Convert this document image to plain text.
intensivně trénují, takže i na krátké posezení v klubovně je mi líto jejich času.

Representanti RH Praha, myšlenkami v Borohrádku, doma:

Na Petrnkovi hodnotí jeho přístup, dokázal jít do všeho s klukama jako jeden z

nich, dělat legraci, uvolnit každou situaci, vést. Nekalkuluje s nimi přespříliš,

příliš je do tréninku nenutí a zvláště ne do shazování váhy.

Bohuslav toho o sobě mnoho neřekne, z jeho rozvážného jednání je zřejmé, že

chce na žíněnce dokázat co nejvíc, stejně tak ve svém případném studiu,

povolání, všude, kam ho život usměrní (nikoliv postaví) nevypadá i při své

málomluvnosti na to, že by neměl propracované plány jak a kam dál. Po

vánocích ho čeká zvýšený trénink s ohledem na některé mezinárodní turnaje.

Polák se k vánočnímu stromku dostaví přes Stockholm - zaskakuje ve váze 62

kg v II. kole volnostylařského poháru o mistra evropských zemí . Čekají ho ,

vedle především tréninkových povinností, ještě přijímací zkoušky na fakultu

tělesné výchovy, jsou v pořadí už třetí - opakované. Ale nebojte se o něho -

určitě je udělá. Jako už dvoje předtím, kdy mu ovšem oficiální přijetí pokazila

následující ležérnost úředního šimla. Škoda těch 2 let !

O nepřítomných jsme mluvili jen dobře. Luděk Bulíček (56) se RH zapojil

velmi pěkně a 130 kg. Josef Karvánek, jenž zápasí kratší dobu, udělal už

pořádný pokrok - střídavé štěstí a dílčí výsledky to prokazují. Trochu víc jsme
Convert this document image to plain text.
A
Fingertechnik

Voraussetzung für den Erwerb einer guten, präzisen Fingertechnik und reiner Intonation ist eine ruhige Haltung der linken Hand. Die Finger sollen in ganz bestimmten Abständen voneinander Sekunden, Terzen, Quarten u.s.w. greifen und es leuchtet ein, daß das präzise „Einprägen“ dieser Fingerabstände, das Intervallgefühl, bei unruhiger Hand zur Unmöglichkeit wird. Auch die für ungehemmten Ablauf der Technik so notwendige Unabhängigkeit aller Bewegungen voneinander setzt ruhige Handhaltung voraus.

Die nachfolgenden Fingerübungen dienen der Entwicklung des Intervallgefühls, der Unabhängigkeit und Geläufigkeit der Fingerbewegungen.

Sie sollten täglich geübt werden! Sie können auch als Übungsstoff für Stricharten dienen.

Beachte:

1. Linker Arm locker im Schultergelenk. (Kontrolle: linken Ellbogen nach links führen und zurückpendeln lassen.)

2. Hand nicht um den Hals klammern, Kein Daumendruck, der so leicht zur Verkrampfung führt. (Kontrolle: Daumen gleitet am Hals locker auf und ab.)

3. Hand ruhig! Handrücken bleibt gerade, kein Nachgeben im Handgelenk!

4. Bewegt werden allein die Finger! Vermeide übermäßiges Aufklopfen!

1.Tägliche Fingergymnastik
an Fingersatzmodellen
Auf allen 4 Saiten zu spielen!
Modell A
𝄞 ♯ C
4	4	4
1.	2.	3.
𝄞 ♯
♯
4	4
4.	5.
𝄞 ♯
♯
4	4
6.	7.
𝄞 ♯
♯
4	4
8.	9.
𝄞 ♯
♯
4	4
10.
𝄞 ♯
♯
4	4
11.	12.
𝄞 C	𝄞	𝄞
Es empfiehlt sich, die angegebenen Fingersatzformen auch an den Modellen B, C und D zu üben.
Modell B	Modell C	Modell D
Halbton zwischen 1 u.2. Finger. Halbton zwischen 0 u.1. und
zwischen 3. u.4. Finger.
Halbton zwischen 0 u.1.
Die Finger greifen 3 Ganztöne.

******************************

Each line of the listing should be copied exactly.

Convert this document image to plain text.
intensivně trénují, takže i na krátké posezení v klubovně je mi líto jejich času.

Representanti RH Praha, myšlenkami v Borohrádku, doma:

Na Petrnkovi hodnotí jeho přístup, dokázal jít do všeho s klukama jako jeden z

nich, dělat legraci, uvolnit každou situaci, vést. Nekalkuluje s nimi přespříliš,

příliš je do tréninku nenutí a zvláště ne do shazování váhy.

Bohuslav toho o sobě mnoho neřekne, z jeho rozvážného jednání je zřejmé, že

chce na žíněnce dokázat co nejvíc, stejně tak ve svém případném studiu,

povolání, všude, kam ho život usměrní (nikoliv postaví) nevypadá i při své

málomluvnosti na to, že by neměl propracované plány jak a kam dál. Po

vánocích ho čeká zvýšený trénink s ohledem na některé mezinárodní turnaje.

Polák se k vánočnímu stromku dostaví přes Stockholm - zaskakuje ve váze 62

kg v II. kole volnostylařského poháru o mistra evropských zemí . Čekají ho ,

vedle především tréninkových povinností, ještě přijímací zkoušky na fakultu

tělesné výchovy, jsou v pořadí už třetí - opakované. Ale nebojte se o něho -

určitě je udělá. Jako už dvoje předtím, kdy mu ovšem oficiální přijetí pokazila

následující ležérnost úředního šimla. Škoda těch 2 let !

O nepřítomných jsme mluvili jen dobře. Luděk Bulíček (56) se RH zapojil

velmi pěkně a 130 kg. Josef Karvánek, jenž zápasí kratší dobu, udělal už

pořádný pokrok - střídavé štěstí a dílčí výsledky to prokazují. Trochu víc jsme
Convert this document image to plain text.
A
Fingertechnik

Voraussetzung für den Erwerb einer guten, präzisen Fingertechnik und reiner Intonation ist eine ruhige Haltung der linken Hand. Die Finger sollen in ganz bestimmten Abständen voneinander Sekunden, Terzen, Quarten u.s.w. greifen und es leuchtet ein, daß das präzise „Einprägen“ dieser Fingerabstände, das Intervallgefühl, bei unruhiger Hand zur Unmöglichkeit wird. Auch die für ungehemmten Ablauf der Technik so notwendige Unabhängigkeit aller Bewegungen voneinander setzt ruhige Handhaltung voraus.

Die nachfolgenden Fingerübungen dienen der Entwicklung des Intervallgefühls, der Unabhängigkeit und Geläufigkeit der Fingerbewegungen.

Sie sollten täglich geübt werden! Sie können auch als Übungsstoff für Stricharten dienen.

Beachte:

1. Linker Arm locker im Schultergelenk. (Kontrolle: linken Ellbogen nach links führen und zurückpendeln lassen.)

2. Hand nicht um den Hals klammern, Kein Daumendruck, der so leicht zur Verkrampfung führt. (Kontrolle: Daumen gleitet am Hals locker auf und ab.)

3. Hand ruhig! Handrücken bleibt gerade, kein Nachgeben im Handgelenk!

4. Bewegt werden allein die Finger! Vermeide übermäßiges Aufklopfen!

1.Tägliche Fingergymnastik
an Fingersatzmodellen
Auf allen 4 Saiten zu spielen!
Modell A
𝄞 ♯ C
4	4	4
1.	2.	3.
𝄞 ♯
♯
4	4
4.	5.
𝄞 ♯
♯
4	4
6.	7.
𝄞 ♯
♯
4	4
8.	9.
𝄞 ♯
♯
4	4
10.
𝄞 ♯
♯
4	4
11.	12.
𝄞 C	𝄞	𝄞
Es empfiehlt sich, die angegebenen Fingersatzformen auch an den Modellen B, C und D zu üben.
Modell B	Modell C	Modell D
Halbton zwischen 1 u.2. Finger. Halbton zwischen 0 u.1. und
zwischen 3. u.4. Finger.
Halbton zwischen 0 u.1.
Die Finger greifen 3 Ganztöne.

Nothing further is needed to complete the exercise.